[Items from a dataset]
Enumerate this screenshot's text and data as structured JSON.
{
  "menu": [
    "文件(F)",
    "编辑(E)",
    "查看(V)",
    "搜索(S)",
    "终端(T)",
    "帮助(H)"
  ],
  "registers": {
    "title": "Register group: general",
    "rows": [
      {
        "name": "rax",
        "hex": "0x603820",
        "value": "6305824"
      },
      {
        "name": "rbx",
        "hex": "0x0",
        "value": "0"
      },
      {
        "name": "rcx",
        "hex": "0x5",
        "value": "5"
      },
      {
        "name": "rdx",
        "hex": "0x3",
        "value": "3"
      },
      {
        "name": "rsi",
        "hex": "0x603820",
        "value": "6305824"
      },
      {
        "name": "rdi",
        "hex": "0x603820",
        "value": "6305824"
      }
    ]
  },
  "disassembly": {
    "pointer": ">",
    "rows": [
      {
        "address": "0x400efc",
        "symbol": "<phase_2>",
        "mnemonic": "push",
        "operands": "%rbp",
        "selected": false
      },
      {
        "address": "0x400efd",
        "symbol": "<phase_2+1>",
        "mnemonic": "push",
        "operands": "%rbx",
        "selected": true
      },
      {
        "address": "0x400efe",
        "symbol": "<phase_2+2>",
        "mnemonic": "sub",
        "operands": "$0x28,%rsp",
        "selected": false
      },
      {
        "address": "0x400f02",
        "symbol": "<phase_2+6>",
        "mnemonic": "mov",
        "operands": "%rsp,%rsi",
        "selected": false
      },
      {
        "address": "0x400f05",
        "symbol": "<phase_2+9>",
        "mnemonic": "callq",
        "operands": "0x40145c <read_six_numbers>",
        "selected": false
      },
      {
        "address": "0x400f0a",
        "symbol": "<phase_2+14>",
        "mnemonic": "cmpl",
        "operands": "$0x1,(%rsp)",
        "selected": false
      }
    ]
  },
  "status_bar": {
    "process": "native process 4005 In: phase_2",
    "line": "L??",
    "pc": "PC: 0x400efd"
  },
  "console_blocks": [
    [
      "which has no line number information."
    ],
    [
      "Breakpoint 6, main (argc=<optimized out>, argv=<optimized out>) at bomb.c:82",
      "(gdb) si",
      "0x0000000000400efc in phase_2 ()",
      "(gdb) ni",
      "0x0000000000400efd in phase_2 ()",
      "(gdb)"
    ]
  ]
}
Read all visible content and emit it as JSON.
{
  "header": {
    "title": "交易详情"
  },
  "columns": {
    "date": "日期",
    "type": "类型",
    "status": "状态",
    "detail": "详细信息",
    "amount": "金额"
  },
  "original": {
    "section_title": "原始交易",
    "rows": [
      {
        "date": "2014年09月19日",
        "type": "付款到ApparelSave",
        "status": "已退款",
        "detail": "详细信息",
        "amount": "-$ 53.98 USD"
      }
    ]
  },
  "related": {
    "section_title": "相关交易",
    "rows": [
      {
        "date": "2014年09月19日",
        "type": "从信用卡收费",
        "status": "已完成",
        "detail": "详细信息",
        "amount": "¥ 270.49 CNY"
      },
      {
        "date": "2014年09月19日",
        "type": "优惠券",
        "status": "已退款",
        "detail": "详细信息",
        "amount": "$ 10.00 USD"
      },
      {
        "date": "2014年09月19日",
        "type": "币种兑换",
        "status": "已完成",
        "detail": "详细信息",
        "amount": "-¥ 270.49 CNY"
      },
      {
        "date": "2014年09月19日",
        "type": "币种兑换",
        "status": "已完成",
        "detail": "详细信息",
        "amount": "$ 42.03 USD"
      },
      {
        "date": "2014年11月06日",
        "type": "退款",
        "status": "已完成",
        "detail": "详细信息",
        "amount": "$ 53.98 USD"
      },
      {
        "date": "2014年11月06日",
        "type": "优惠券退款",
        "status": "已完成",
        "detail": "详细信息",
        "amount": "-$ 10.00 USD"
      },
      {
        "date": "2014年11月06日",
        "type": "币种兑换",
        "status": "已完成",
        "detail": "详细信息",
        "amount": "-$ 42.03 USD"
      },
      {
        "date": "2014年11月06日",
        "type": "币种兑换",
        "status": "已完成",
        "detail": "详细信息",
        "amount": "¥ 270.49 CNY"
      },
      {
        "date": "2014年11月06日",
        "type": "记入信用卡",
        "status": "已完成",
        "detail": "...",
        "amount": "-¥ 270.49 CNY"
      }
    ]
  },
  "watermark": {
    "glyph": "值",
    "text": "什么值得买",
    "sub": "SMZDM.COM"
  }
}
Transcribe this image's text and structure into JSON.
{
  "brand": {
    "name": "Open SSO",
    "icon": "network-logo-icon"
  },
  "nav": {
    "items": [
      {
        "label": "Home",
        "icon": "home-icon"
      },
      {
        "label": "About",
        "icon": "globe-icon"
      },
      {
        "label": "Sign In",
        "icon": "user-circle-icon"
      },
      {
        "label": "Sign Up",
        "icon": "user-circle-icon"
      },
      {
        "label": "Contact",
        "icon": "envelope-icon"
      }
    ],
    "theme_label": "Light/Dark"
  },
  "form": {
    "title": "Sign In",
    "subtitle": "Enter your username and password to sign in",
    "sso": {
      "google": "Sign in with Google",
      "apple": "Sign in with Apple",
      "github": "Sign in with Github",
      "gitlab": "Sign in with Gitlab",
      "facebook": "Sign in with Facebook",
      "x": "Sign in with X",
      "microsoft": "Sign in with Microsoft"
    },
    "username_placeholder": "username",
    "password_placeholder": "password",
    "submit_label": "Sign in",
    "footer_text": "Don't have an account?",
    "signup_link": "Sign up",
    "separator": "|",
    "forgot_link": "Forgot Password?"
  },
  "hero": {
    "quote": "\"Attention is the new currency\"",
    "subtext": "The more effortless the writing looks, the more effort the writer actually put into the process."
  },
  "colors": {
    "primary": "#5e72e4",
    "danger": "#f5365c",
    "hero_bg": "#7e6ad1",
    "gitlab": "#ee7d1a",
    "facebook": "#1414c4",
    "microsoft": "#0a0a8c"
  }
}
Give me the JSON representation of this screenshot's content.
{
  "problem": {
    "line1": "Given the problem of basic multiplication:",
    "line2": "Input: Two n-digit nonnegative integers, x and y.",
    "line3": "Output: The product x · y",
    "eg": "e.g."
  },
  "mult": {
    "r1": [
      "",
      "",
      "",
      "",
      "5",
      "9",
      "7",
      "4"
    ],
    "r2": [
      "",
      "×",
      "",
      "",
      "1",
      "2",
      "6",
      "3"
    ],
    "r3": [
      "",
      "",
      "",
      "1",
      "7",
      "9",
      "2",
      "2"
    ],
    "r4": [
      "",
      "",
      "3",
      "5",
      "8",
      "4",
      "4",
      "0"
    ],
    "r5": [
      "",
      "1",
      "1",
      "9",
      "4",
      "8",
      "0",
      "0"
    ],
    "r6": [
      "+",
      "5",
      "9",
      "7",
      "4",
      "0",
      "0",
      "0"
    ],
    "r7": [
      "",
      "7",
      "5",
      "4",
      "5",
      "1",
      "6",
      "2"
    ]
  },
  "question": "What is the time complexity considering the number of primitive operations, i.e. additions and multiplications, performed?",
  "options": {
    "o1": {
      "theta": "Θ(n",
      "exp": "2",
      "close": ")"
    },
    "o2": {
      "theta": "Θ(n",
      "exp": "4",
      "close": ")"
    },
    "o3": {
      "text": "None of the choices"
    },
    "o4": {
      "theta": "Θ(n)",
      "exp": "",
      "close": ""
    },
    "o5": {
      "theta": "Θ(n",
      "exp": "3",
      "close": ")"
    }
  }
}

**WHAT IS EXPECTED:** Reproduce the material verbatim, line by line.

**EXPECTED ANSWER:**
Enumerate this screenshot's text and data as structured JSON.
{
  "menu": [
    "文件(F)",
    "编辑(E)",
    "查看(V)",
    "搜索(S)",
    "终端(T)",
    "帮助(H)"
  ],
  "registers": {
    "title": "Register group: general",
    "rows": [
      {
        "name": "rax",
        "hex": "0x603820",
        "value": "6305824"
      },
      {
        "name": "rbx",
        "hex": "0x0",
        "value": "0"
      },
      {
        "name": "rcx",
        "hex": "0x5",
        "value": "5"
      },
      {
        "name": "rdx",
        "hex": "0x3",
        "value": "3"
      },
      {
        "name": "rsi",
        "hex": "0x603820",
        "value": "6305824"
      },
      {
        "name": "rdi",
        "hex": "0x603820",
        "value": "6305824"
      }
    ]
  },
  "disassembly": {
    "pointer": ">",
    "rows": [
      {
        "address": "0x400efc",
        "symbol": "<phase_2>",
        "mnemonic": "push",
        "operands": "%rbp",
        "selected": false
      },
      {
        "address": "0x400efd",
        "symbol": "<phase_2+1>",
        "mnemonic": "push",
        "operands": "%rbx",
        "selected": true
      },
      {
        "address": "0x400efe",
        "symbol": "<phase_2+2>",
        "mnemonic": "sub",
        "operands": "$0x28,%rsp",
        "selected": false
      },
      {
        "address": "0x400f02",
        "symbol": "<phase_2+6>",
        "mnemonic": "mov",
        "operands": "%rsp,%rsi",
        "selected": false
      },
      {
        "address": "0x400f05",
        "symbol": "<phase_2+9>",
        "mnemonic": "callq",
        "operands": "0x40145c <read_six_numbers>",
        "selected": false
      },
      {
        "address": "0x400f0a",
        "symbol": "<phase_2+14>",
        "mnemonic": "cmpl",
        "operands": "$0x1,(%rsp)",
        "selected": false
      }
    ]
  },
  "status_bar": {
    "process": "native process 4005 In: phase_2",
    "line": "L??",
    "pc": "PC: 0x400efd"
  },
  "console_blocks": [
    [
      "which has no line number information."
    ],
    [
      "Breakpoint 6, main (argc=<optimized out>, argv=<optimized out>) at bomb.c:82",
      "(gdb) si",
      "0x0000000000400efc in phase_2 ()",
      "(gdb) ni",
      "0x0000000000400efd in phase_2 ()",
      "(gdb)"
    ]
  ]
}
Read all visible content and emit it as JSON.
{
  "header": {
    "title": "交易详情"
  },
  "columns": {
    "date": "日期",
    "type": "类型",
    "status": "状态",
    "detail": "详细信息",
    "amount": "金额"
  },
  "original": {
    "section_title": "原始交易",
    "rows": [
      {
        "date": "2014年09月19日",
        "type": "付款到ApparelSave",
        "status": "已退款",
        "detail": "详细信息",
        "amount": "-$ 53.98 USD"
      }
    ]
  },
  "related": {
    "section_title": "相关交易",
    "rows": [
      {
        "date": "2014年09月19日",
        "type": "从信用卡收费",
        "status": "已完成",
        "detail": "详细信息",
        "amount": "¥ 270.49 CNY"
      },
      {
        "date": "2014年09月19日",
        "type": "优惠券",
        "status": "已退款",
        "detail": "详细信息",
        "amount": "$ 10.00 USD"
      },
      {
        "date": "2014年09月19日",
        "type": "币种兑换",
        "status": "已完成",
        "detail": "详细信息",
        "amount": "-¥ 270.49 CNY"
      },
      {
        "date": "2014年09月19日",
        "type": "币种兑换",
        "status": "已完成",
        "detail": "详细信息",
        "amount": "$ 42.03 USD"
      },
      {
        "date": "2014年11月06日",
        "type": "退款",
        "status": "已完成",
        "detail": "详细信息",
        "amount": "$ 53.98 USD"
      },
      {
        "date": "2014年11月06日",
        "type": "优惠券退款",
        "status": "已完成",
        "detail": "详细信息",
        "amount": "-$ 10.00 USD"
      },
      {
        "date": "2014年11月06日",
        "type": "币种兑换",
        "status": "已完成",
        "detail": "详细信息",
        "amount": "-$ 42.03 USD"
      },
      {
        "date": "2014年11月06日",
        "type": "币种兑换",
        "status": "已完成",
        "detail": "详细信息",
        "amount": "¥ 270.49 CNY"
      },
      {
        "date": "2014年11月06日",
        "type": "记入信用卡",
        "status": "已完成",
        "detail": "...",
        "amount": "-¥ 270.49 CNY"
      }
    ]
  },
  "watermark": {
    "glyph": "值",
    "text": "什么值得买",
    "sub": "SMZDM.COM"
  }
}
Transcribe this image's text and structure into JSON.
{
  "brand": {
    "name": "Open SSO",
    "icon": "network-logo-icon"
  },
  "nav": {
    "items": [
      {
        "label": "Home",
        "icon": "home-icon"
      },
      {
        "label": "About",
        "icon": "globe-icon"
      },
      {
        "label": "Sign In",
        "icon": "user-circle-icon"
      },
      {
        "label": "Sign Up",
        "icon": "user-circle-icon"
      },
      {
        "label": "Contact",
        "icon": "envelope-icon"
      }
    ],
    "theme_label": "Light/Dark"
  },
  "form": {
    "title": "Sign In",
    "subtitle": "Enter your username and password to sign in",
    "sso": {
      "google": "Sign in with Google",
      "apple": "Sign in with Apple",
      "github": "Sign in with Github",
      "gitlab": "Sign in with Gitlab",
      "facebook": "Sign in with Facebook",
      "x": "Sign in with X",
      "microsoft": "Sign in with Microsoft"
    },
    "username_placeholder": "username",
    "password_placeholder": "password",
    "submit_label": "Sign in",
    "footer_text": "Don't have an account?",
    "signup_link": "Sign up",
    "separator": "|",
    "forgot_link": "Forgot Password?"
  },
  "hero": {
    "quote": "\"Attention is the new currency\"",
    "subtext": "The more effortless the writing looks, the more effort the writer actually put into the process."
  },
  "colors": {
    "primary": "#5e72e4",
    "danger": "#f5365c",
    "hero_bg": "#7e6ad1",
    "gitlab": "#ee7d1a",
    "facebook": "#1414c4",
    "microsoft": "#0a0a8c"
  }
}
Give me the JSON representation of this screenshot's content.
{
  "problem": {
    "line1": "Given the problem of basic multiplication:",
    "line2": "Input: Two n-digit nonnegative integers, x and y.",
    "line3": "Output: The product x · y",
    "eg": "e.g."
  },
  "mult": {
    "r1": [
      "",
      "",
      "",
      "",
      "5",
      "9",
      "7",
      "4"
    ],
    "r2": [
      "",
      "×",
      "",
      "",
      "1",
      "2",
      "6",
      "3"
    ],
    "r3": [
      "",
      "",
      "",
      "1",
      "7",
      "9",
      "2",
      "2"
    ],
    "r4": [
      "",
      "",
      "3",
      "5",
      "8",
      "4",
      "4",
      "0"
    ],
    "r5": [
      "",
      "1",
      "1",
      "9",
      "4",
      "8",
      "0",
      "0"
    ],
    "r6": [
      "+",
      "5",
      "9",
      "7",
      "4",
      "0",
      "0",
      "0"
    ],
    "r7": [
      "",
      "7",
      "5",
      "4",
      "5",
      "1",
      "6",
      "2"
    ]
  },
  "question": "What is the time complexity considering the number of primitive operations, i.e. additions and multiplications, performed?",
  "options": {
    "o1": {
      "theta": "Θ(n",
      "exp": "2",
      "close": ")"
    },
    "o2": {
      "theta": "Θ(n",
      "exp": "4",
      "close": ")"
    },
    "o3": {
      "text": "None of the choices"
    },
    "o4": {
      "theta": "Θ(n)",
      "exp": "",
      "close": ""
    },
    "o5": {
      "theta": "Θ(n",
      "exp": "3",
      "close": ")"
    }
  }
}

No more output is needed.